• _EXERCISE TASK_
Omit all pictures, then retype the data exactly as given.

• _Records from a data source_
============

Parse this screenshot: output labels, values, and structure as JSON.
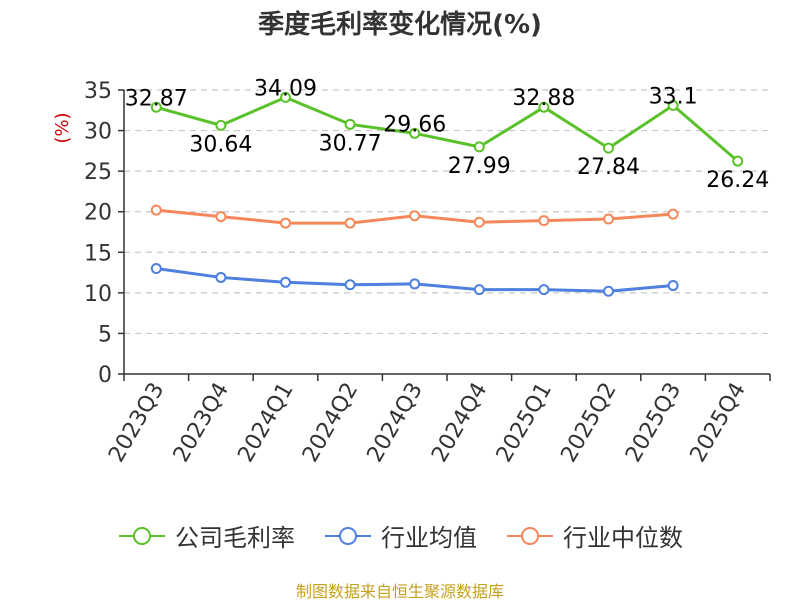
{
  "chart_data": {
    "type": "line",
    "title": "季度毛利率变化情况(%)",
    "ylabel": "(%)",
    "xlabel": "",
    "categories": [
      "2023Q3",
      "2023Q4",
      "2024Q1",
      "2024Q2",
      "2024Q3",
      "2024Q4",
      "2025Q1",
      "2025Q2",
      "2025Q3",
      "2025Q4"
    ],
    "ylim": [
      0,
      35
    ],
    "yticks": [
      0,
      5,
      10,
      15,
      20,
      25,
      30,
      35
    ],
    "grid": true,
    "legend_position": "bottom",
    "series": [
      {
        "name": "公司毛利率",
        "color": "#5ac12a",
        "show_labels": true,
        "values": [
          32.87,
          30.64,
          34.09,
          30.77,
          29.66,
          27.99,
          32.88,
          27.84,
          33.1,
          26.24
        ]
      },
      {
        "name": "行业均值",
        "color": "#4f7fdf",
        "show_labels": false,
        "values": [
          13.0,
          11.9,
          11.3,
          11.0,
          11.1,
          10.4,
          10.4,
          10.2,
          10.9,
          null
        ]
      },
      {
        "name": "行业中位数",
        "color": "#f5875a",
        "show_labels": false,
        "values": [
          20.2,
          19.4,
          18.6,
          18.6,
          19.5,
          18.7,
          18.9,
          19.1,
          19.7,
          null
        ]
      }
    ]
  },
  "source": "制图数据来自恒生聚源数据库"
}
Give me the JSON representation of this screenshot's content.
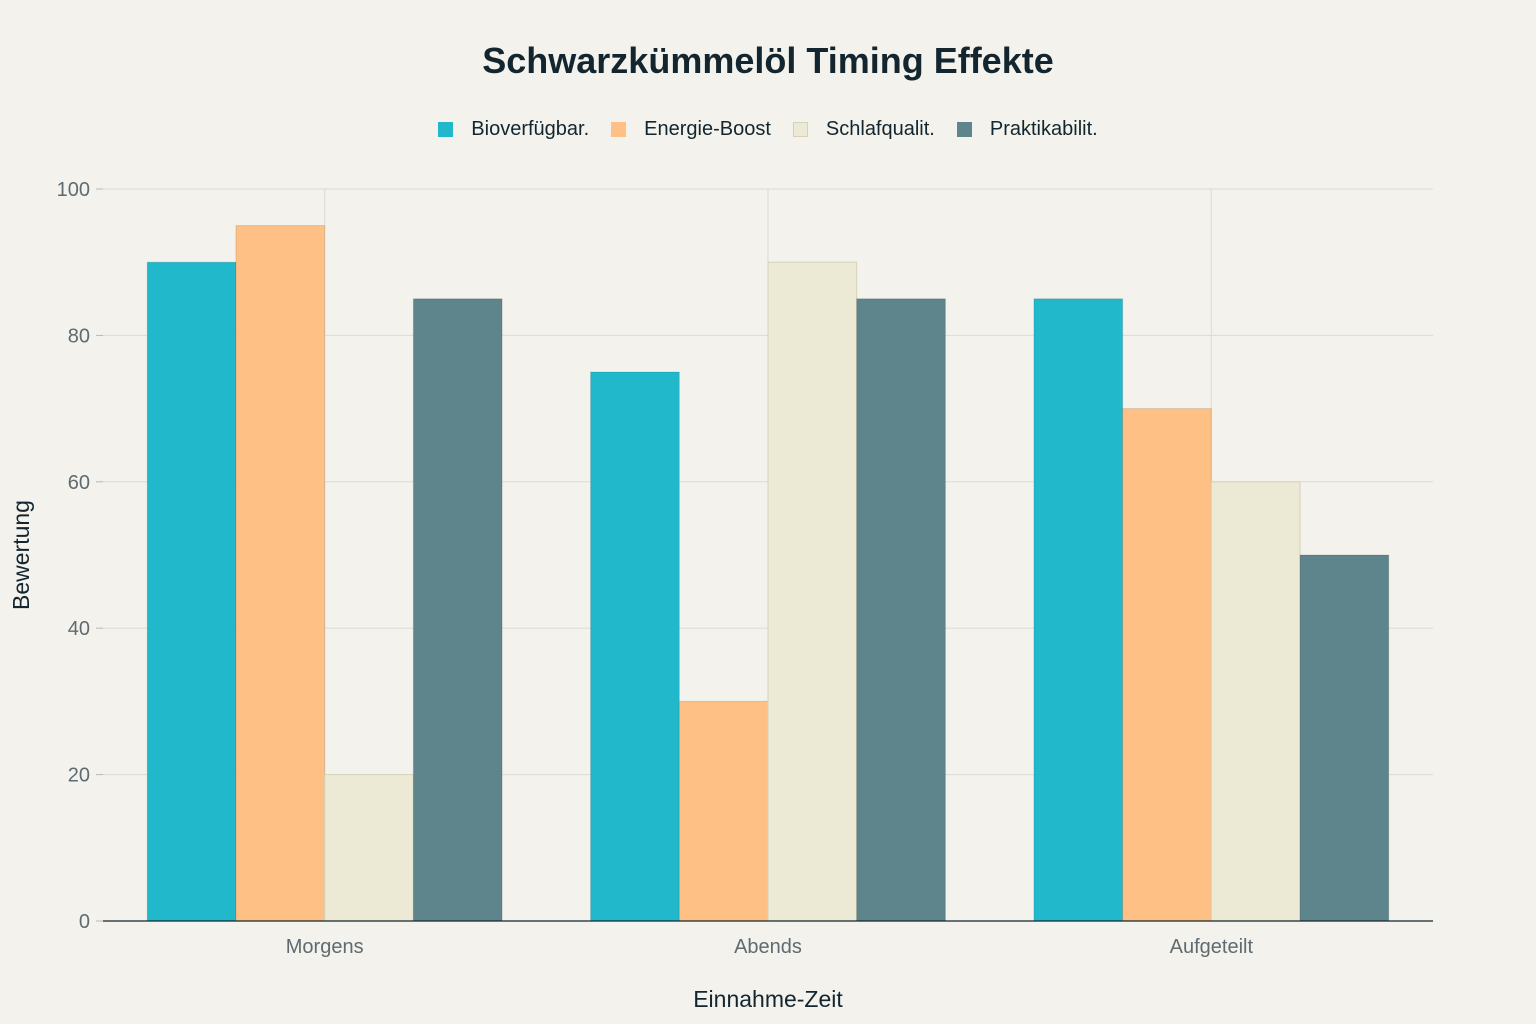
{
  "chart_data": {
    "type": "bar",
    "title": "Schwarzkümmelöl Timing Effekte",
    "xlabel": "Einnahme-Zeit",
    "ylabel": "Bewertung",
    "categories": [
      "Morgens",
      "Abends",
      "Aufgeteilt"
    ],
    "ylim": [
      0,
      100
    ],
    "yticks": [
      0,
      20,
      40,
      60,
      80,
      100
    ],
    "grid": true,
    "legend_position": "top-center",
    "series": [
      {
        "name": "Bioverfügbar.",
        "color": "#21b8cc",
        "values": [
          90,
          75,
          85
        ]
      },
      {
        "name": "Energie-Boost",
        "color": "#fec085",
        "values": [
          95,
          30,
          70
        ]
      },
      {
        "name": "Schlafqualit.",
        "color": "#ece9d4",
        "values": [
          20,
          90,
          60
        ]
      },
      {
        "name": "Praktikabilit.",
        "color": "#5e858c",
        "values": [
          85,
          85,
          50
        ]
      }
    ]
  }
}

============

• _THE REPLY_
Parse this screenshot: output labels, values, and structure as JSON.
{
  "chart_data": {
    "type": "line",
    "title": "季度毛利率变化情况(%)",
    "ylabel": "(%)",
    "xlabel": "",
    "categories": [
      "2023Q3",
      "2023Q4",
      "2024Q1",
      "2024Q2",
      "2024Q3",
      "2024Q4",
      "2025Q1",
      "2025Q2",
      "2025Q3",
      "2025Q4"
    ],
    "ylim": [
      0,
      35
    ],
    "yticks": [
      0,
      5,
      10,
      15,
      20,
      25,
      30,
      35
    ],
    "grid": true,
    "legend_position": "bottom",
    "series": [
      {
        "name": "公司毛利率",
        "color": "#5ac12a",
        "show_labels": true,
        "values": [
          32.87,
          30.64,
          34.09,
          30.77,
          29.66,
          27.99,
          32.88,
          27.84,
          33.1,
          26.24
        ]
      },
      {
        "name": "行业均值",
        "color": "#4f7fdf",
        "show_labels": false,
        "values": [
          13.0,
          11.9,
          11.3,
          11.0,
          11.1,
          10.4,
          10.4,
          10.2,
          10.9,
          null
        ]
      },
      {
        "name": "行业中位数",
        "color": "#f5875a",
        "show_labels": false,
        "values": [
          20.2,
          19.4,
          18.6,
          18.6,
          19.5,
          18.7,
          18.9,
          19.1,
          19.7,
          null
        ]
      }
    ]
  },
  "source": "制图数据来自恒生聚源数据库"
}
Give me the JSON representation of this screenshot's content.
{
  "chart_data": {
    "type": "bar",
    "title": "Schwarzkümmelöl Timing Effekte",
    "xlabel": "Einnahme-Zeit",
    "ylabel": "Bewertung",
    "categories": [
      "Morgens",
      "Abends",
      "Aufgeteilt"
    ],
    "ylim": [
      0,
      100
    ],
    "yticks": [
      0,
      20,
      40,
      60,
      80,
      100
    ],
    "grid": true,
    "legend_position": "top-center",
    "series": [
      {
        "name": "Bioverfügbar.",
        "color": "#21b8cc",
        "values": [
          90,
          75,
          85
        ]
      },
      {
        "name": "Energie-Boost",
        "color": "#fec085",
        "values": [
          95,
          30,
          70
        ]
      },
      {
        "name": "Schlafqualit.",
        "color": "#ece9d4",
        "values": [
          20,
          90,
          60
        ]
      },
      {
        "name": "Praktikabilit.",
        "color": "#5e858c",
        "values": [
          85,
          85,
          50
        ]
      }
    ]
  }
}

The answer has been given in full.